* BEGIN *

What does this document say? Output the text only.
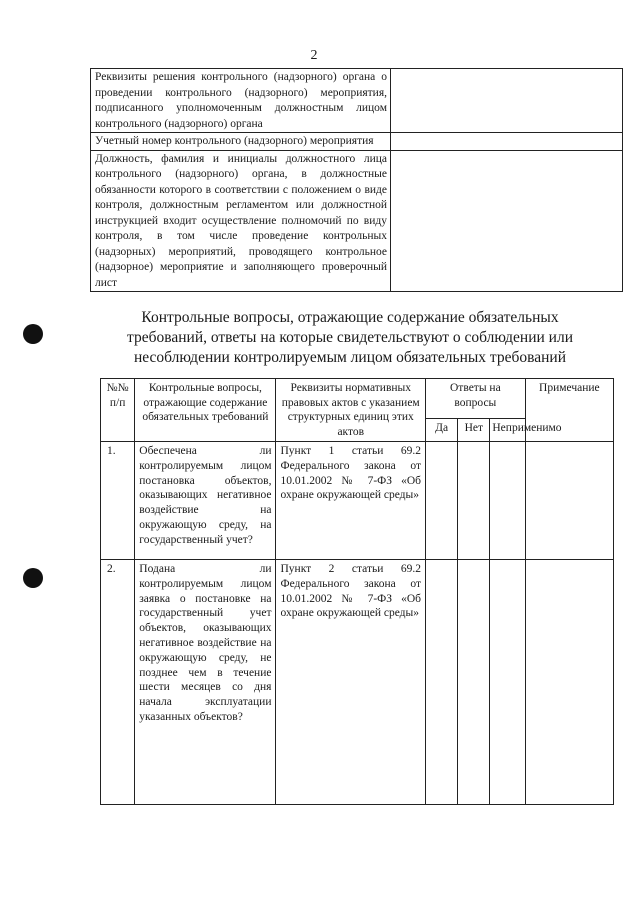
2
Реквизиты решения контрольного (надзорного) органа о проведении контрольного (надзорного) мероприятия, подписанного уполномоченным должностным лицом контрольного (надзорного) органа	
Учетный номер контрольного (надзорного) мероприятия	
Должность, фамилия и инициалы должностного лица контрольного (надзорного) органа, в должностные обязанности которого в соответствии с положением о виде контроля, должностным регламентом или должностной инструкцией входит осуществление полномочий по виду контроля, в том числе проведение контрольных (надзорных) мероприятий, проводящего контрольное (надзорное) мероприятие и заполняющего проверочный лист	
Контрольные вопросы, отражающие содержание обязательных требований, ответы на которые свидетельствуют о соблюдении или несоблюдении контролируемым лицом обязательных требований
№№ п/п	Контрольные вопросы, отражающие содержание обязательных требований	Реквизиты нормативных правовых актов с указанием структурных единиц этих актов	Ответы на вопросы			Примечание
			Да	Нет	Неприменимо	
1.	Обеспечена ли контролируемым лицом постановка объектов, оказывающих негативное воздействие на окружающую среду, на государственный учет?	Пункт 1 статьи 69.2 Федерального закона от 10.01.2002 № 7-ФЗ «Об охране окружающей среды»				
2.	Подана ли контролируемым лицом заявка о постановке на государственный учет объектов, оказывающих негативное воздействие на окружающую среду, не позднее чем в течение шести месяцев со дня начала эксплуатации указанных объектов?	Пункт 2 статьи 69.2 Федерального закона от 10.01.2002 № 7-ФЗ «Об охране окружающей среды»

* END *

Instruction -
Exclude the pictures and repeat every other part of the records word for word.

Solution for this task -
What does this document say? Output the text only.
2
Реквизиты решения контрольного (надзорного) органа о проведении контрольного (надзорного) мероприятия, подписанного уполномоченным должностным лицом контрольного (надзорного) органа	
Учетный номер контрольного (надзорного) мероприятия	
Должность, фамилия и инициалы должностного лица контрольного (надзорного) органа, в должностные обязанности которого в соответствии с положением о виде контроля, должностным регламентом или должностной инструкцией входит осуществление полномочий по виду контроля, в том числе проведение контрольных (надзорных) мероприятий, проводящего контрольное (надзорное) мероприятие и заполняющего проверочный лист	
Контрольные вопросы, отражающие содержание обязательных требований, ответы на которые свидетельствуют о соблюдении или несоблюдении контролируемым лицом обязательных требований
№№ п/п	Контрольные вопросы, отражающие содержание обязательных требований	Реквизиты нормативных правовых актов с указанием структурных единиц этих актов	Ответы на вопросы			Примечание
			Да	Нет	Неприменимо	
1.	Обеспечена ли контролируемым лицом постановка объектов, оказывающих негативное воздействие на окружающую среду, на государственный учет?	Пункт 1 статьи 69.2 Федерального закона от 10.01.2002 № 7-ФЗ «Об охране окружающей среды»				
2.	Подана ли контролируемым лицом заявка о постановке на государственный учет объектов, оказывающих негативное воздействие на окружающую среду, не позднее чем в течение шести месяцев со дня начала эксплуатации указанных объектов?	Пункт 2 статьи 69.2 Федерального закона от 10.01.2002 № 7-ФЗ «Об охране окружающей среды»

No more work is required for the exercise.